=== Input data ===

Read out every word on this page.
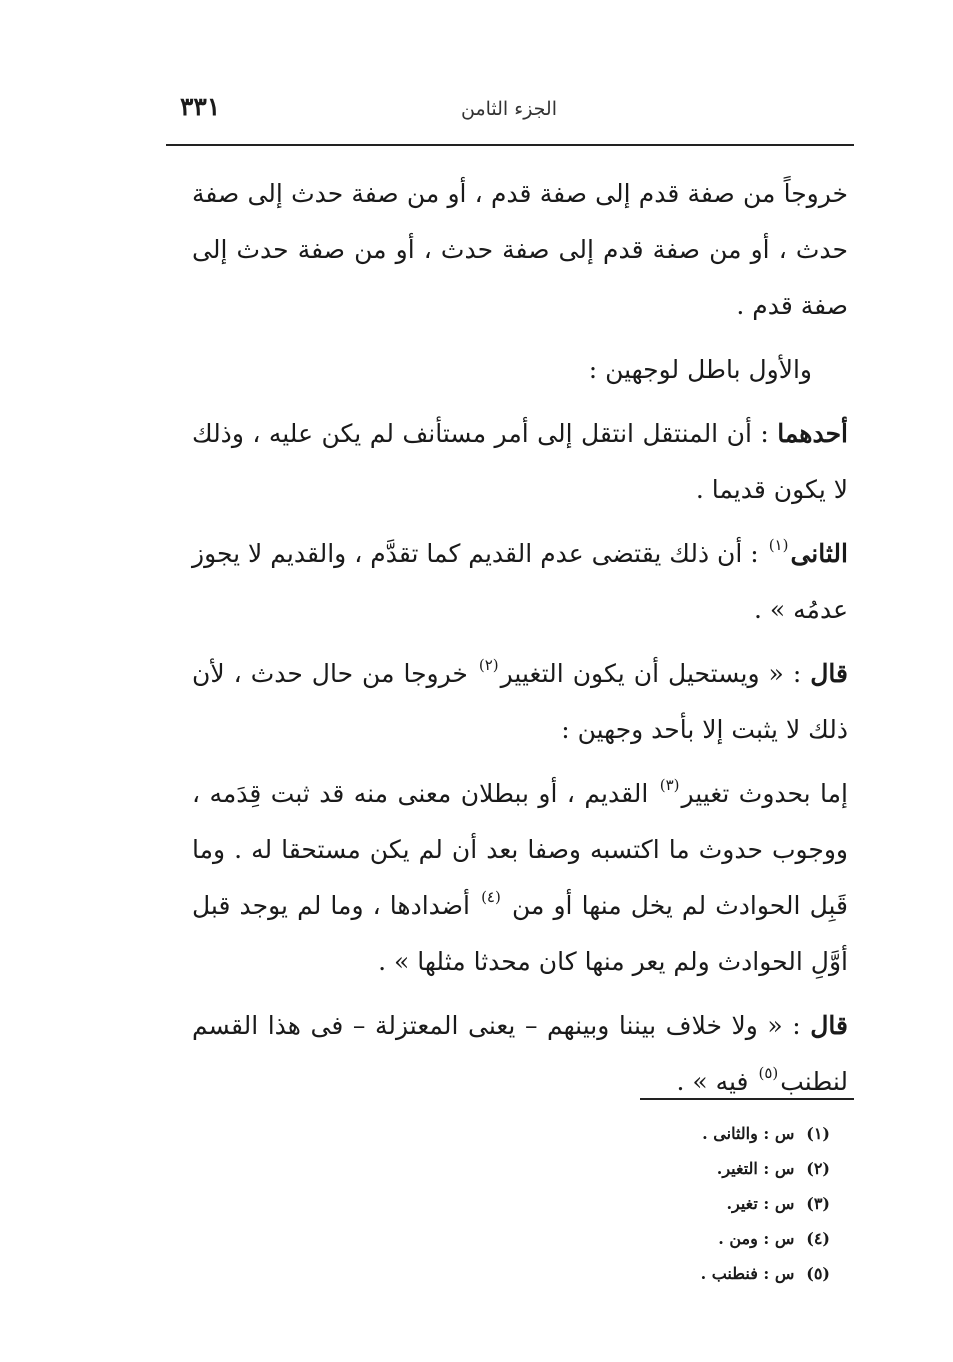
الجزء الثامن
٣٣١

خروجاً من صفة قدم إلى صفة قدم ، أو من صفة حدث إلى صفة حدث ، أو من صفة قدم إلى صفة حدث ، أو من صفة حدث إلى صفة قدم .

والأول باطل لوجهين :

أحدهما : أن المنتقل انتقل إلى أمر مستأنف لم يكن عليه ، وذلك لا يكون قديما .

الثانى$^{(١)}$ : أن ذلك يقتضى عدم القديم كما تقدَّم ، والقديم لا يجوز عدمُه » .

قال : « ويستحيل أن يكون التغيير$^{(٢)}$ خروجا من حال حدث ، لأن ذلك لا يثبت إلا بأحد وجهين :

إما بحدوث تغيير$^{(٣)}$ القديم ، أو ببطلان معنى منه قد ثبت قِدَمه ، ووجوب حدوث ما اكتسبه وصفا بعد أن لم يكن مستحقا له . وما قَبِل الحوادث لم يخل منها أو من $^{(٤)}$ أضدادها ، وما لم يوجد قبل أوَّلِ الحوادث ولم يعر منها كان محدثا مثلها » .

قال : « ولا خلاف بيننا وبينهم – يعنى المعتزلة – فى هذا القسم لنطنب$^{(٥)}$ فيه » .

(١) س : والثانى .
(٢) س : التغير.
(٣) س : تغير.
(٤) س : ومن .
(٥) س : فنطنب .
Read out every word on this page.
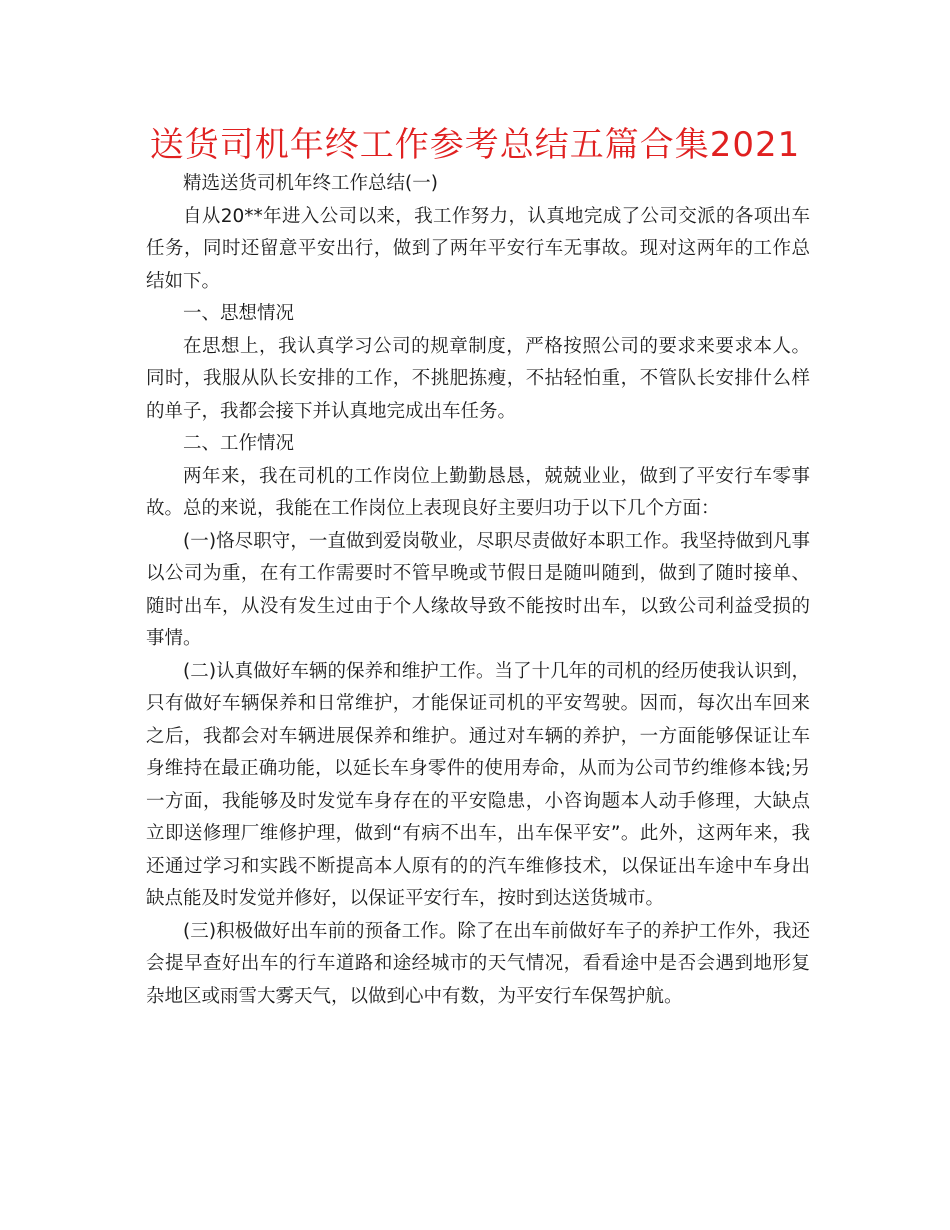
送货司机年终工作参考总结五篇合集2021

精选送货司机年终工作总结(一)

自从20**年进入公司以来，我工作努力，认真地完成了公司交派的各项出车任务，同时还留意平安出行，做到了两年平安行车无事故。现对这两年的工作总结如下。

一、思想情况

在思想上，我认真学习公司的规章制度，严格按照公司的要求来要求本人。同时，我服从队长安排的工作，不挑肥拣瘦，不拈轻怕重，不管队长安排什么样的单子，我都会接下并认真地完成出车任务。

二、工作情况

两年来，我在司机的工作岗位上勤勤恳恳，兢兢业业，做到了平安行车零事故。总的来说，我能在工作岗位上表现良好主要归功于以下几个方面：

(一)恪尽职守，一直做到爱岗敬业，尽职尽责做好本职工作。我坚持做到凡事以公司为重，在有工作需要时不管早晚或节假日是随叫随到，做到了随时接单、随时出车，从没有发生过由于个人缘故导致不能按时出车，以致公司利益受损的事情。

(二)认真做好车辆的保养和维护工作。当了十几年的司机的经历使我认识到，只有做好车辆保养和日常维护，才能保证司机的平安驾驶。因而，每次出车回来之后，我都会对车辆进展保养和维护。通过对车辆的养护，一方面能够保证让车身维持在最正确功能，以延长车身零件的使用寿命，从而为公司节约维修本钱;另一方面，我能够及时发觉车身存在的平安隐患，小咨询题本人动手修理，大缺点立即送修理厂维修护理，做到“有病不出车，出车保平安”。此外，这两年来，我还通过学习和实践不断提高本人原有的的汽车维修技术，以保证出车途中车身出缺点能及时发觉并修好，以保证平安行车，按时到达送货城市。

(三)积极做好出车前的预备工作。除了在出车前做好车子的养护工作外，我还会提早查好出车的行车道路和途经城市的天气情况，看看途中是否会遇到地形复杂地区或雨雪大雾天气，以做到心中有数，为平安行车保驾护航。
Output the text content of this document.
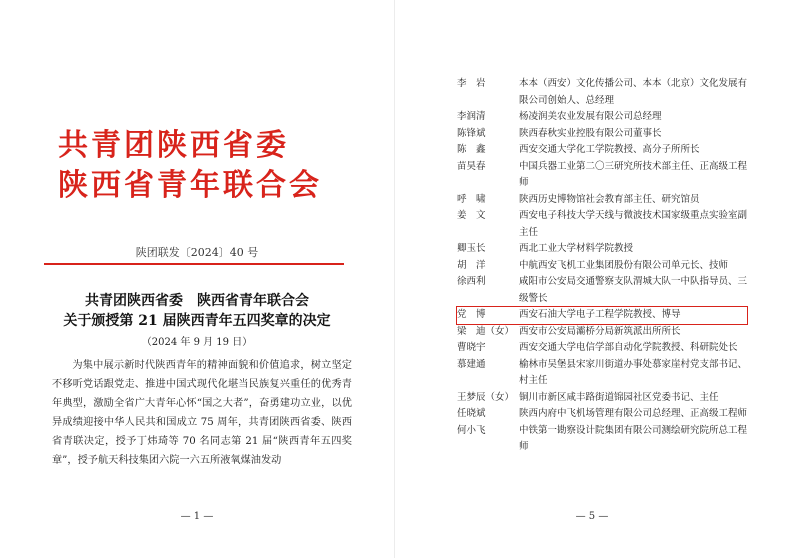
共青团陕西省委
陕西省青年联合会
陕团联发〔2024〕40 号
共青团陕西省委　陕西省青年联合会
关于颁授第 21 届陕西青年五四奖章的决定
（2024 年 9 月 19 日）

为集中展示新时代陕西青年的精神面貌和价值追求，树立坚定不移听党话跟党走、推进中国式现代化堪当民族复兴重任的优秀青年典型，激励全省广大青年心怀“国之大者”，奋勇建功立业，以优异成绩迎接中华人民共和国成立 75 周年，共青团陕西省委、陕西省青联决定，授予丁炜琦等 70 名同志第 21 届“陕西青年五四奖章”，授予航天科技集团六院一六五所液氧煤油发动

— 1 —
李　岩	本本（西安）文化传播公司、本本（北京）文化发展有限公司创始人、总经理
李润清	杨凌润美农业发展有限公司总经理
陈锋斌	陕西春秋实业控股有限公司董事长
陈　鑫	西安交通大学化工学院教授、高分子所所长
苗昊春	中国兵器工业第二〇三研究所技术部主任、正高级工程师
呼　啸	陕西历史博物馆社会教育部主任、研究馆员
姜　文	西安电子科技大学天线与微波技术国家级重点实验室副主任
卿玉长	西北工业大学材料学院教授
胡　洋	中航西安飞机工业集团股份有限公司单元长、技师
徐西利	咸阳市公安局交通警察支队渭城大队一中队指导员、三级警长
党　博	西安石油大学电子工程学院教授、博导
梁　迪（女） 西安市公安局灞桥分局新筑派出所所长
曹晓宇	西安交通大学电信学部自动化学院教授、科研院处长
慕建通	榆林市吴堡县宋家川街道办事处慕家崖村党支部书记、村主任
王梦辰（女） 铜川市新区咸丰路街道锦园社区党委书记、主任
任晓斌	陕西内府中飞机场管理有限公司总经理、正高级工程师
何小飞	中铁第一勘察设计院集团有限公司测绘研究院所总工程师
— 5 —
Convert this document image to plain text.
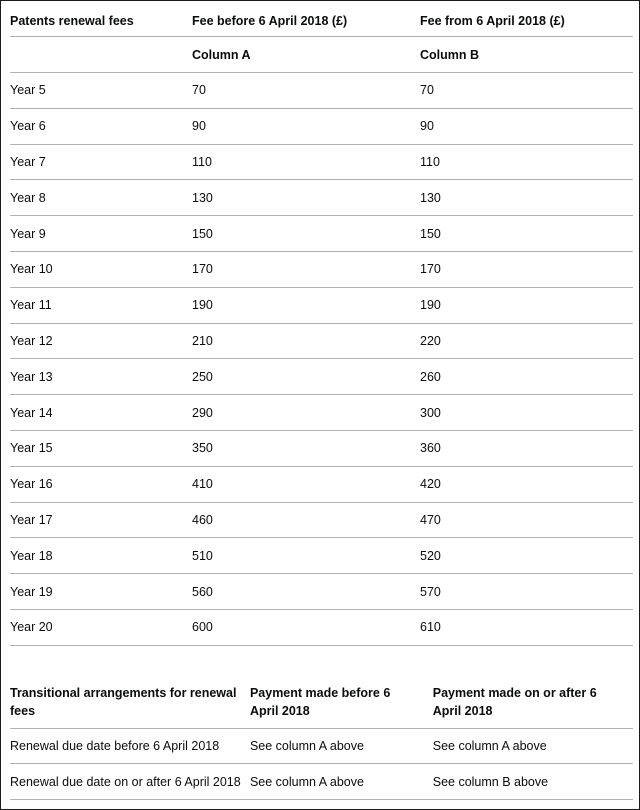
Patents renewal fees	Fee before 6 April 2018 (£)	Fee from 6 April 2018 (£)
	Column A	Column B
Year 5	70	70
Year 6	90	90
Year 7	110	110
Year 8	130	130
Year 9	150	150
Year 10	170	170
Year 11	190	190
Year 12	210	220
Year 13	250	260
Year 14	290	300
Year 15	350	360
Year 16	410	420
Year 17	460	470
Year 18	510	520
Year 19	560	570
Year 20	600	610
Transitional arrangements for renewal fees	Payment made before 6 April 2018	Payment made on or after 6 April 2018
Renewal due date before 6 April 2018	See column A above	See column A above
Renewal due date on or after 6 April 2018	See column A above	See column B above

===

== Work instructions ==
Take the records above from the line with "Convert this document image to plain text." down to their last line and please copy those lines exactly, without the pictures.

== Response to the exercise ==
Convert this document image to plain text.
Patents renewal fees	Fee before 6 April 2018 (£)	Fee from 6 April 2018 (£)
	Column A	Column B
Year 5	70	70
Year 6	90	90
Year 7	110	110
Year 8	130	130
Year 9	150	150
Year 10	170	170
Year 11	190	190
Year 12	210	220
Year 13	250	260
Year 14	290	300
Year 15	350	360
Year 16	410	420
Year 17	460	470
Year 18	510	520
Year 19	560	570
Year 20	600	610
Transitional arrangements for renewal fees	Payment made before 6 April 2018	Payment made on or after 6 April 2018
Renewal due date before 6 April 2018	See column A above	See column A above
Renewal due date on or after 6 April 2018	See column A above	See column B above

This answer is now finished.